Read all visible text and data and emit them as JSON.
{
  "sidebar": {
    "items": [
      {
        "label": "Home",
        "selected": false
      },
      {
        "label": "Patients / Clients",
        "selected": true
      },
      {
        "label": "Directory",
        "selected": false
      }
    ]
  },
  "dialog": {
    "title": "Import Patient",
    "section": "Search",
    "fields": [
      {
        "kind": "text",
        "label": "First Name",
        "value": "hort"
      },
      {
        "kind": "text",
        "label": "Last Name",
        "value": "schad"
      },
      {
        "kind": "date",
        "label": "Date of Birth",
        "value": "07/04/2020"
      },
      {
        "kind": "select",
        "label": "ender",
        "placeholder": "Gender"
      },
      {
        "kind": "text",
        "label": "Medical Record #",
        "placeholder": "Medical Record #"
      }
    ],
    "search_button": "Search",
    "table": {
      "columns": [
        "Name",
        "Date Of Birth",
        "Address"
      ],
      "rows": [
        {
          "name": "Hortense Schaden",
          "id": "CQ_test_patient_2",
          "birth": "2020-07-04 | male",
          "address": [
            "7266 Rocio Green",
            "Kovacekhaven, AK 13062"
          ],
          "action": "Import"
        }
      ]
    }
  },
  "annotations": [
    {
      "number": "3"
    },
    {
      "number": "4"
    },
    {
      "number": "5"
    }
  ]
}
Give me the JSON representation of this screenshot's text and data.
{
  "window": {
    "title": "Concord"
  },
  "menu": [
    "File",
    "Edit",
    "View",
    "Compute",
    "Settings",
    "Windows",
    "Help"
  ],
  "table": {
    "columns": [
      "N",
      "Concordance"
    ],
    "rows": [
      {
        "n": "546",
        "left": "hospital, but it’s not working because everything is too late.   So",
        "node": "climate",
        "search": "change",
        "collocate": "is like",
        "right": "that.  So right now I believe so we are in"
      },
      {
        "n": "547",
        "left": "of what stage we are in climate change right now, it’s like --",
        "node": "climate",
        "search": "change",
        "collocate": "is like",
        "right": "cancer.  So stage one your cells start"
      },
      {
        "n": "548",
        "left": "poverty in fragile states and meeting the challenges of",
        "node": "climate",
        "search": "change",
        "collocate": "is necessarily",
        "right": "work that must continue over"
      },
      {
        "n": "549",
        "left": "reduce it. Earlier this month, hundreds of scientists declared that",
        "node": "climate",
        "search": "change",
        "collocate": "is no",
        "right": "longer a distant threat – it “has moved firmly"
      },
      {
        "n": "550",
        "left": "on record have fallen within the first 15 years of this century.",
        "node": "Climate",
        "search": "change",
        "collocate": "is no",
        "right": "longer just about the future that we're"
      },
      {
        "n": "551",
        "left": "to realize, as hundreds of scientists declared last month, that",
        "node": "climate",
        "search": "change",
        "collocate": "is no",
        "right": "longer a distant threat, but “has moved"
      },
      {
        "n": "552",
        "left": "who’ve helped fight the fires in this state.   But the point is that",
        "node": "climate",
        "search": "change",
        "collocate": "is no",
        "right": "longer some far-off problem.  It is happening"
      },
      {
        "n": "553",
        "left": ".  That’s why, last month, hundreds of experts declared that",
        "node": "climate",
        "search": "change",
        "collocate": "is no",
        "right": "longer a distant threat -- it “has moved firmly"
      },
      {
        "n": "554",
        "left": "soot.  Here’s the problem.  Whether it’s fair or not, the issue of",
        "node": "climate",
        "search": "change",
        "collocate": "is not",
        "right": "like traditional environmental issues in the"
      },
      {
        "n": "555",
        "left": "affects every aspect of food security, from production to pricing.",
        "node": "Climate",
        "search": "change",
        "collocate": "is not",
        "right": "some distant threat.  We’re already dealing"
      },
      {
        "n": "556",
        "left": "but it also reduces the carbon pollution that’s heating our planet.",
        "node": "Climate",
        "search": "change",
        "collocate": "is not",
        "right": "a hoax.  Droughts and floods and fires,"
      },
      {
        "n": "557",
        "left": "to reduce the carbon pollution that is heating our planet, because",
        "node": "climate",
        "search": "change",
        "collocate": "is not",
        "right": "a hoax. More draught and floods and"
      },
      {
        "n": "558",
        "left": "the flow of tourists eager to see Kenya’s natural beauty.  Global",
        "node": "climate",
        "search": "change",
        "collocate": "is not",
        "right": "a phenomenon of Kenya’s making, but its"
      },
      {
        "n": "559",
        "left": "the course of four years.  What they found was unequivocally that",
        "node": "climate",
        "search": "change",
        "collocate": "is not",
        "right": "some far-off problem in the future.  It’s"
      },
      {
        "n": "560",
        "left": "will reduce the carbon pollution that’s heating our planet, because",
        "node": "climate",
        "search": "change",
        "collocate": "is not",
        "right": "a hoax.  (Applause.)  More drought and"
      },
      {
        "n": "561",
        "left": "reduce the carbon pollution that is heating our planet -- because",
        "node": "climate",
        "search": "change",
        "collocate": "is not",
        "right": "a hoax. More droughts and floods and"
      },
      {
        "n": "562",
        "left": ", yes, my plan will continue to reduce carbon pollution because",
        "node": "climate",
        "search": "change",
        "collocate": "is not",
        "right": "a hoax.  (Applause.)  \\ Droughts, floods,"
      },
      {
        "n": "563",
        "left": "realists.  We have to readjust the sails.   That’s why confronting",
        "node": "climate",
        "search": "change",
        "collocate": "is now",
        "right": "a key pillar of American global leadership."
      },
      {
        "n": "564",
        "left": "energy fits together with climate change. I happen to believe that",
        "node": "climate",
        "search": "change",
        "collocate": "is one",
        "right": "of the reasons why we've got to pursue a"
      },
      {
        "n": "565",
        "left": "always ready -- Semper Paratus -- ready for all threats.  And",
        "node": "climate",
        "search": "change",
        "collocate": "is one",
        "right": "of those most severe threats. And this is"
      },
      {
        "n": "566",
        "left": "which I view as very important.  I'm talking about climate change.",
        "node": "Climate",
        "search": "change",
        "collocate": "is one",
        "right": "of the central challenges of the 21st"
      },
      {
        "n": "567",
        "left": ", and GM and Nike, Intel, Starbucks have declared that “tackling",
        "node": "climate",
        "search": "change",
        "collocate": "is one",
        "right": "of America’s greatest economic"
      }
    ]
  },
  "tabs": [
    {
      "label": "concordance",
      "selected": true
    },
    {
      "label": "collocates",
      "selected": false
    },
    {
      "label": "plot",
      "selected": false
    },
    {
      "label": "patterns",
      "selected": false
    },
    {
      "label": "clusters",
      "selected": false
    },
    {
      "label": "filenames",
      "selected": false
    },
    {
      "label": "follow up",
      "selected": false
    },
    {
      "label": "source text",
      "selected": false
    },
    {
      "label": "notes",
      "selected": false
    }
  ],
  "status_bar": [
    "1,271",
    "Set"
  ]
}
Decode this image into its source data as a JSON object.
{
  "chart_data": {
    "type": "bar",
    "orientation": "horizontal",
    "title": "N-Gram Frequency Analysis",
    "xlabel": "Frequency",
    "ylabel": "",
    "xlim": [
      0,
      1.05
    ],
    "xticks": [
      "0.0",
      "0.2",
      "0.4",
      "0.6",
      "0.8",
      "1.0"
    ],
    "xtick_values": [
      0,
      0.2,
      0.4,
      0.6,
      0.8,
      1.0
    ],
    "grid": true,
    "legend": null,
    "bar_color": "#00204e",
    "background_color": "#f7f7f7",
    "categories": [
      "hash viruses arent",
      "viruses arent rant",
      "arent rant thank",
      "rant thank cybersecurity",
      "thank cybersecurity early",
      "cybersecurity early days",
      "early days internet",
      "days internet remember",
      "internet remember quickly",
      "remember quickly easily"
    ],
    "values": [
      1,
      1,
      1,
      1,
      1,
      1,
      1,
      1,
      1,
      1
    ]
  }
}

------------------------------------------------------------

Activity » Output the records exactly.

Exercise response »
Read all visible text and data and emit them as JSON.
{
  "sidebar": {
    "items": [
      {
        "label": "Home",
        "selected": false
      },
      {
        "label": "Patients / Clients",
        "selected": true
      },
      {
        "label": "Directory",
        "selected": false
      }
    ]
  },
  "dialog": {
    "title": "Import Patient",
    "section": "Search",
    "fields": [
      {
        "kind": "text",
        "label": "First Name",
        "value": "hort"
      },
      {
        "kind": "text",
        "label": "Last Name",
        "value": "schad"
      },
      {
        "kind": "date",
        "label": "Date of Birth",
        "value": "07/04/2020"
      },
      {
        "kind": "select",
        "label": "ender",
        "placeholder": "Gender"
      },
      {
        "kind": "text",
        "label": "Medical Record #",
        "placeholder": "Medical Record #"
      }
    ],
    "search_button": "Search",
    "table": {
      "columns": [
        "Name",
        "Date Of Birth",
        "Address"
      ],
      "rows": [
        {
          "name": "Hortense Schaden",
          "id": "CQ_test_patient_2",
          "birth": "2020-07-04 | male",
          "address": [
            "7266 Rocio Green",
            "Kovacekhaven, AK 13062"
          ],
          "action": "Import"
        }
      ]
    }
  },
  "annotations": [
    {
      "number": "3"
    },
    {
      "number": "4"
    },
    {
      "number": "5"
    }
  ]
}
Give me the JSON representation of this screenshot's text and data.
{
  "window": {
    "title": "Concord"
  },
  "menu": [
    "File",
    "Edit",
    "View",
    "Compute",
    "Settings",
    "Windows",
    "Help"
  ],
  "table": {
    "columns": [
      "N",
      "Concordance"
    ],
    "rows": [
      {
        "n": "546",
        "left": "hospital, but it’s not working because everything is too late.   So",
        "node": "climate",
        "search": "change",
        "collocate": "is like",
        "right": "that.  So right now I believe so we are in"
      },
      {
        "n": "547",
        "left": "of what stage we are in climate change right now, it’s like --",
        "node": "climate",
        "search": "change",
        "collocate": "is like",
        "right": "cancer.  So stage one your cells start"
      },
      {
        "n": "548",
        "left": "poverty in fragile states and meeting the challenges of",
        "node": "climate",
        "search": "change",
        "collocate": "is necessarily",
        "right": "work that must continue over"
      },
      {
        "n": "549",
        "left": "reduce it. Earlier this month, hundreds of scientists declared that",
        "node": "climate",
        "search": "change",
        "collocate": "is no",
        "right": "longer a distant threat – it “has moved firmly"
      },
      {
        "n": "550",
        "left": "on record have fallen within the first 15 years of this century.",
        "node": "Climate",
        "search": "change",
        "collocate": "is no",
        "right": "longer just about the future that we're"
      },
      {
        "n": "551",
        "left": "to realize, as hundreds of scientists declared last month, that",
        "node": "climate",
        "search": "change",
        "collocate": "is no",
        "right": "longer a distant threat, but “has moved"
      },
      {
        "n": "552",
        "left": "who’ve helped fight the fires in this state.   But the point is that",
        "node": "climate",
        "search": "change",
        "collocate": "is no",
        "right": "longer some far-off problem.  It is happening"
      },
      {
        "n": "553",
        "left": ".  That’s why, last month, hundreds of experts declared that",
        "node": "climate",
        "search": "change",
        "collocate": "is no",
        "right": "longer a distant threat -- it “has moved firmly"
      },
      {
        "n": "554",
        "left": "soot.  Here’s the problem.  Whether it’s fair or not, the issue of",
        "node": "climate",
        "search": "change",
        "collocate": "is not",
        "right": "like traditional environmental issues in the"
      },
      {
        "n": "555",
        "left": "affects every aspect of food security, from production to pricing.",
        "node": "Climate",
        "search": "change",
        "collocate": "is not",
        "right": "some distant threat.  We’re already dealing"
      },
      {
        "n": "556",
        "left": "but it also reduces the carbon pollution that’s heating our planet.",
        "node": "Climate",
        "search": "change",
        "collocate": "is not",
        "right": "a hoax.  Droughts and floods and fires,"
      },
      {
        "n": "557",
        "left": "to reduce the carbon pollution that is heating our planet, because",
        "node": "climate",
        "search": "change",
        "collocate": "is not",
        "right": "a hoax. More draught and floods and"
      },
      {
        "n": "558",
        "left": "the flow of tourists eager to see Kenya’s natural beauty.  Global",
        "node": "climate",
        "search": "change",
        "collocate": "is not",
        "right": "a phenomenon of Kenya’s making, but its"
      },
      {
        "n": "559",
        "left": "the course of four years.  What they found was unequivocally that",
        "node": "climate",
        "search": "change",
        "collocate": "is not",
        "right": "some far-off problem in the future.  It’s"
      },
      {
        "n": "560",
        "left": "will reduce the carbon pollution that’s heating our planet, because",
        "node": "climate",
        "search": "change",
        "collocate": "is not",
        "right": "a hoax.  (Applause.)  More drought and"
      },
      {
        "n": "561",
        "left": "reduce the carbon pollution that is heating our planet -- because",
        "node": "climate",
        "search": "change",
        "collocate": "is not",
        "right": "a hoax. More droughts and floods and"
      },
      {
        "n": "562",
        "left": ", yes, my plan will continue to reduce carbon pollution because",
        "node": "climate",
        "search": "change",
        "collocate": "is not",
        "right": "a hoax.  (Applause.)  \\ Droughts, floods,"
      },
      {
        "n": "563",
        "left": "realists.  We have to readjust the sails.   That’s why confronting",
        "node": "climate",
        "search": "change",
        "collocate": "is now",
        "right": "a key pillar of American global leadership."
      },
      {
        "n": "564",
        "left": "energy fits together with climate change. I happen to believe that",
        "node": "climate",
        "search": "change",
        "collocate": "is one",
        "right": "of the reasons why we've got to pursue a"
      },
      {
        "n": "565",
        "left": "always ready -- Semper Paratus -- ready for all threats.  And",
        "node": "climate",
        "search": "change",
        "collocate": "is one",
        "right": "of those most severe threats. And this is"
      },
      {
        "n": "566",
        "left": "which I view as very important.  I'm talking about climate change.",
        "node": "Climate",
        "search": "change",
        "collocate": "is one",
        "right": "of the central challenges of the 21st"
      },
      {
        "n": "567",
        "left": ", and GM and Nike, Intel, Starbucks have declared that “tackling",
        "node": "climate",
        "search": "change",
        "collocate": "is one",
        "right": "of America’s greatest economic"
      }
    ]
  },
  "tabs": [
    {
      "label": "concordance",
      "selected": true
    },
    {
      "label": "collocates",
      "selected": false
    },
    {
      "label": "plot",
      "selected": false
    },
    {
      "label": "patterns",
      "selected": false
    },
    {
      "label": "clusters",
      "selected": false
    },
    {
      "label": "filenames",
      "selected": false
    },
    {
      "label": "follow up",
      "selected": false
    },
    {
      "label": "source text",
      "selected": false
    },
    {
      "label": "notes",
      "selected": false
    }
  ],
  "status_bar": [
    "1,271",
    "Set"
  ]
}
Decode this image into its source data as a JSON object.
{
  "chart_data": {
    "type": "bar",
    "orientation": "horizontal",
    "title": "N-Gram Frequency Analysis",
    "xlabel": "Frequency",
    "ylabel": "",
    "xlim": [
      0,
      1.05
    ],
    "xticks": [
      "0.0",
      "0.2",
      "0.4",
      "0.6",
      "0.8",
      "1.0"
    ],
    "xtick_values": [
      0,
      0.2,
      0.4,
      0.6,
      0.8,
      1.0
    ],
    "grid": true,
    "legend": null,
    "bar_color": "#00204e",
    "background_color": "#f7f7f7",
    "categories": [
      "hash viruses arent",
      "viruses arent rant",
      "arent rant thank",
      "rant thank cybersecurity",
      "thank cybersecurity early",
      "cybersecurity early days",
      "early days internet",
      "days internet remember",
      "internet remember quickly",
      "remember quickly easily"
    ],
    "values": [
      1,
      1,
      1,
      1,
      1,
      1,
      1,
      1,
      1,
      1
    ]
  }
}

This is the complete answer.